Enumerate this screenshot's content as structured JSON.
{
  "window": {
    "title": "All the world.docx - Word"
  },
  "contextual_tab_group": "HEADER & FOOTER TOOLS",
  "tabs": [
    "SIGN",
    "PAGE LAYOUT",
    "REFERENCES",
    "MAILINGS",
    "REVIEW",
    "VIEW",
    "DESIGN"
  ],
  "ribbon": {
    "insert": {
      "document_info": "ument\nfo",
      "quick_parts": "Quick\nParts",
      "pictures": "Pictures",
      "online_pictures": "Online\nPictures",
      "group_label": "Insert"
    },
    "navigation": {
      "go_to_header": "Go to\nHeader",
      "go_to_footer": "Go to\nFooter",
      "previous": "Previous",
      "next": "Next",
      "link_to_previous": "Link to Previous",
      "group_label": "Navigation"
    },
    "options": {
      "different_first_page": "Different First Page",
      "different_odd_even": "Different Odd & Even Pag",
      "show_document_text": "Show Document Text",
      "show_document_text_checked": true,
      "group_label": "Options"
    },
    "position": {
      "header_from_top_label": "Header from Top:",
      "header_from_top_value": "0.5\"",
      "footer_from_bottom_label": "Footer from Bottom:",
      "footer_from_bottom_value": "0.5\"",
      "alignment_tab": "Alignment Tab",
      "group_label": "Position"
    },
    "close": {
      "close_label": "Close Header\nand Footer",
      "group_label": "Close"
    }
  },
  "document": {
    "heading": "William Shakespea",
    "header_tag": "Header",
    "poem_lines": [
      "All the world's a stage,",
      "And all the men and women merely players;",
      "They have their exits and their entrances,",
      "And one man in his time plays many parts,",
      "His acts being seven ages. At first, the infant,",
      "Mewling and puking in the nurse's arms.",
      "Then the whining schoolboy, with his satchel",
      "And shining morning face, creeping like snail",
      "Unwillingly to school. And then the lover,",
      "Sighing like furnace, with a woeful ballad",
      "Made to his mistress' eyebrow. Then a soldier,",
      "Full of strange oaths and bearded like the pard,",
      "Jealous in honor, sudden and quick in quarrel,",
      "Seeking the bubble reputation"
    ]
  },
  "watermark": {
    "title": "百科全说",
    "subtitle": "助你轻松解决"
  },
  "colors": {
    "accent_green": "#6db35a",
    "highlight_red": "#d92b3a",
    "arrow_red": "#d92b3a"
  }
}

What the task asks:
Filter the records above for lines containing the word "Different", and copy those lines.

Complete output:
      "different_first_page": "Different First Page",
      "different_odd_even": "Different Odd & Even Pag",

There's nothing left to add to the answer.